++++ Data to use ++++
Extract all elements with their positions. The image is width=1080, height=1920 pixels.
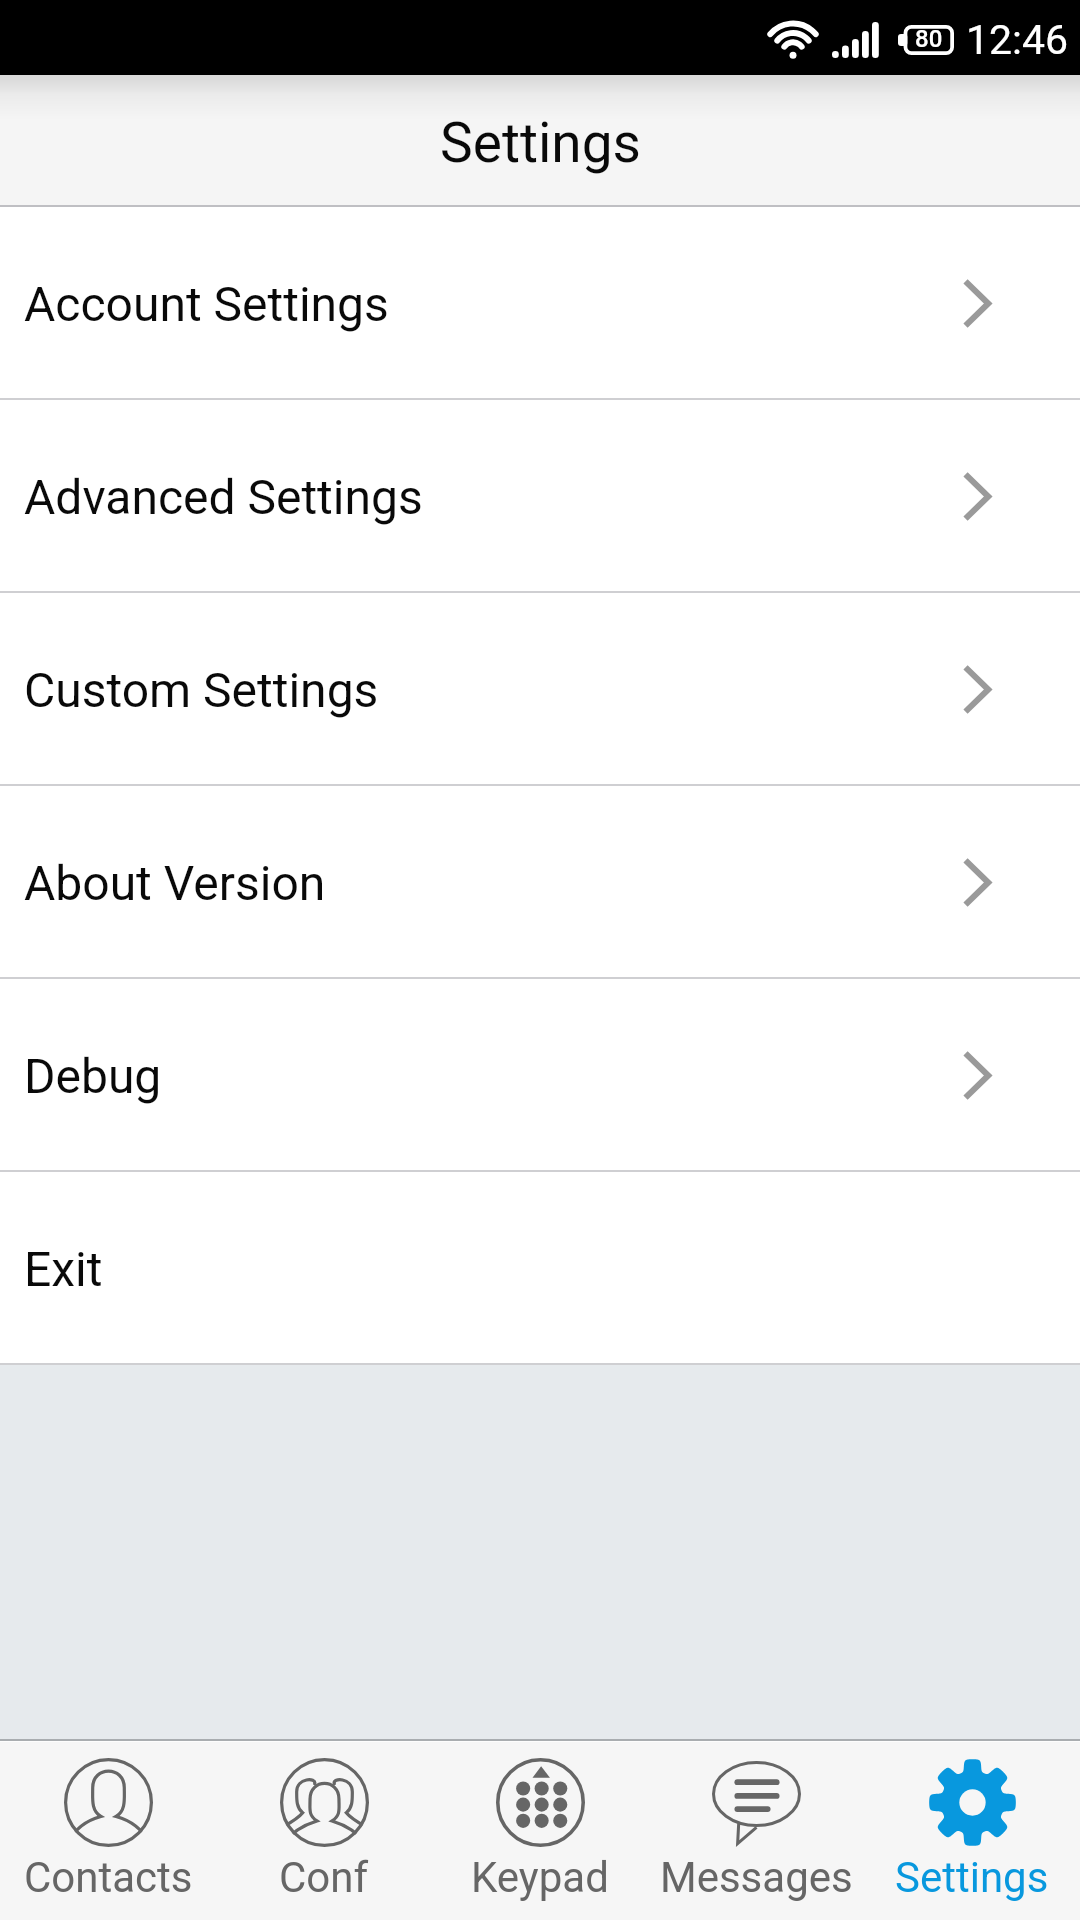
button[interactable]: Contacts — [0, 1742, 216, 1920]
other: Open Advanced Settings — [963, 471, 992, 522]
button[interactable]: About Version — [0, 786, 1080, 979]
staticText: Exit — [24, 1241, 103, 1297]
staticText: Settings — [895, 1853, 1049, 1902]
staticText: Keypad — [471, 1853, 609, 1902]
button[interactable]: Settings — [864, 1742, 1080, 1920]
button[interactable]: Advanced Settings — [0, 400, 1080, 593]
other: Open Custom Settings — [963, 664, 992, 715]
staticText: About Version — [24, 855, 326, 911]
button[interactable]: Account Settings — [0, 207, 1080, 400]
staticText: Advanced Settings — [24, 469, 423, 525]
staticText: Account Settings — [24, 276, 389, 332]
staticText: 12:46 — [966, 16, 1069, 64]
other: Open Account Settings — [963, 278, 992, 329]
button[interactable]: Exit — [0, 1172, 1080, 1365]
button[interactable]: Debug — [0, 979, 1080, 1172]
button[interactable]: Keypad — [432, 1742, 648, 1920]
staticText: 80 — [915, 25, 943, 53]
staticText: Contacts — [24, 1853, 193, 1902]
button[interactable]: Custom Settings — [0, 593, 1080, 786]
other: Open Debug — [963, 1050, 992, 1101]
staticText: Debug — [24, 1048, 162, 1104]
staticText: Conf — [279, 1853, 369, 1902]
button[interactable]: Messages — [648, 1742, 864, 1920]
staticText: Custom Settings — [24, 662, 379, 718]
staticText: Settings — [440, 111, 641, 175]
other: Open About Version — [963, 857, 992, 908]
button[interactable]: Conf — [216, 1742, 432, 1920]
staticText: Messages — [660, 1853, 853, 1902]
++++
++++ Data to use ++++
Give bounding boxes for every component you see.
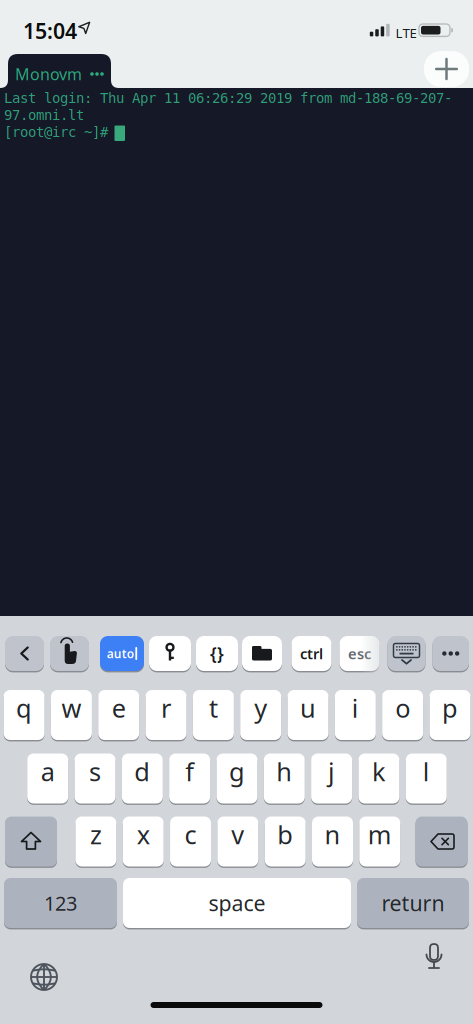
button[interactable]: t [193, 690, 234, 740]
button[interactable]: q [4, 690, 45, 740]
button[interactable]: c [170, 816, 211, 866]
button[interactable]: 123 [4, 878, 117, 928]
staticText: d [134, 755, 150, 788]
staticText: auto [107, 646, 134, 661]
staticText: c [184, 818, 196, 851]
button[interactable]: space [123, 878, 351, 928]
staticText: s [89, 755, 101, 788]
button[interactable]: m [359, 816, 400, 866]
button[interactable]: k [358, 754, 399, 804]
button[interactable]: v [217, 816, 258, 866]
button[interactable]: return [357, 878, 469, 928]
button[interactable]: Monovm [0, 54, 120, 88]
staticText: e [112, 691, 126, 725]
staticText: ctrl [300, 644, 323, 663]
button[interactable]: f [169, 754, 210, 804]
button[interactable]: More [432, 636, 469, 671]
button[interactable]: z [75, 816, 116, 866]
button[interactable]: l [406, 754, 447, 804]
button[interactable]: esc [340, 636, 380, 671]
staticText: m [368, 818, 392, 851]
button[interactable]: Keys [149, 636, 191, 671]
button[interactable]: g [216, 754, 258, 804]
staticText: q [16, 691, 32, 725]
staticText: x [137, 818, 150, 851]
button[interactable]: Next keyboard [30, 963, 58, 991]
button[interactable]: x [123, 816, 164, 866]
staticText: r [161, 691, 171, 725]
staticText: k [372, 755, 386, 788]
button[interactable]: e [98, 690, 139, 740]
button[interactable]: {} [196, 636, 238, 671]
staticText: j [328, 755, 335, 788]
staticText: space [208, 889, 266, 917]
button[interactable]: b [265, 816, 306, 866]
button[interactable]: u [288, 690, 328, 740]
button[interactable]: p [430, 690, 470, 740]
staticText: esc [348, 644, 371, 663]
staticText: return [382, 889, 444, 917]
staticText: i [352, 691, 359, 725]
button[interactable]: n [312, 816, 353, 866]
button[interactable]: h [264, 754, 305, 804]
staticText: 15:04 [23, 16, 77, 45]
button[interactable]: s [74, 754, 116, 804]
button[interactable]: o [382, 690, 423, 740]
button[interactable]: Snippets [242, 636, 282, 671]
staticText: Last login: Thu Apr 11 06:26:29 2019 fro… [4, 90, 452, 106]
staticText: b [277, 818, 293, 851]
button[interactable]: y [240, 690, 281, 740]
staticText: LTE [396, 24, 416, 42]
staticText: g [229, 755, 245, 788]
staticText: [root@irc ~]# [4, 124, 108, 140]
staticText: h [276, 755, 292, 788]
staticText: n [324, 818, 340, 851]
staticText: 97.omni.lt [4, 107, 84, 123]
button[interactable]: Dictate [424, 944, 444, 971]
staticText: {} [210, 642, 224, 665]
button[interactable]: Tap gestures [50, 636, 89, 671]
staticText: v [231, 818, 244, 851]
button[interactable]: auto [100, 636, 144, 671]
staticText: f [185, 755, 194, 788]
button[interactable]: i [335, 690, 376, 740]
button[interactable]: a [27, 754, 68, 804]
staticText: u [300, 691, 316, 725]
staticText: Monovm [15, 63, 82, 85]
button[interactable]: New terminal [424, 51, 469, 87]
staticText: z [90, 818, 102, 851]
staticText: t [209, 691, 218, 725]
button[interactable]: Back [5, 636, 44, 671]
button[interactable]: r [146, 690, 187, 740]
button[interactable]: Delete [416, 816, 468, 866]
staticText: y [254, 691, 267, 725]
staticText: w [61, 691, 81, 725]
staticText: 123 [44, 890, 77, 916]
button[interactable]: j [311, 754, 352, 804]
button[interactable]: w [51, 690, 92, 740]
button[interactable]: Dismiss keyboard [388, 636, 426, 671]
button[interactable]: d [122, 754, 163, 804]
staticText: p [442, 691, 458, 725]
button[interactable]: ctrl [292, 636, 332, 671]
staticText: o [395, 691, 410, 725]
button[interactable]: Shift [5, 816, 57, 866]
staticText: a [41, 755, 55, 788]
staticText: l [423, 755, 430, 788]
++++
### Description of the task
Rewrite the items from the line with "button[interactable]: t [193, 690, 234, 740]" through the line with "button[interactable]: m [359, 816, 400, 866]", replacing "space" with "spacebar" and leaving everything else unchanged.

### Output for this task
button[interactable]: t [193, 690, 234, 740]
button[interactable]: q [4, 690, 45, 740]
button[interactable]: c [170, 816, 211, 866]
button[interactable]: 123 [4, 878, 117, 928]
staticText: d [134, 755, 150, 788]
staticText: auto [107, 646, 134, 661]
staticText: c [184, 818, 196, 851]
button[interactable]: spacebar [123, 878, 351, 928]
staticText: s [89, 755, 101, 788]
button[interactable]: m [359, 816, 400, 866]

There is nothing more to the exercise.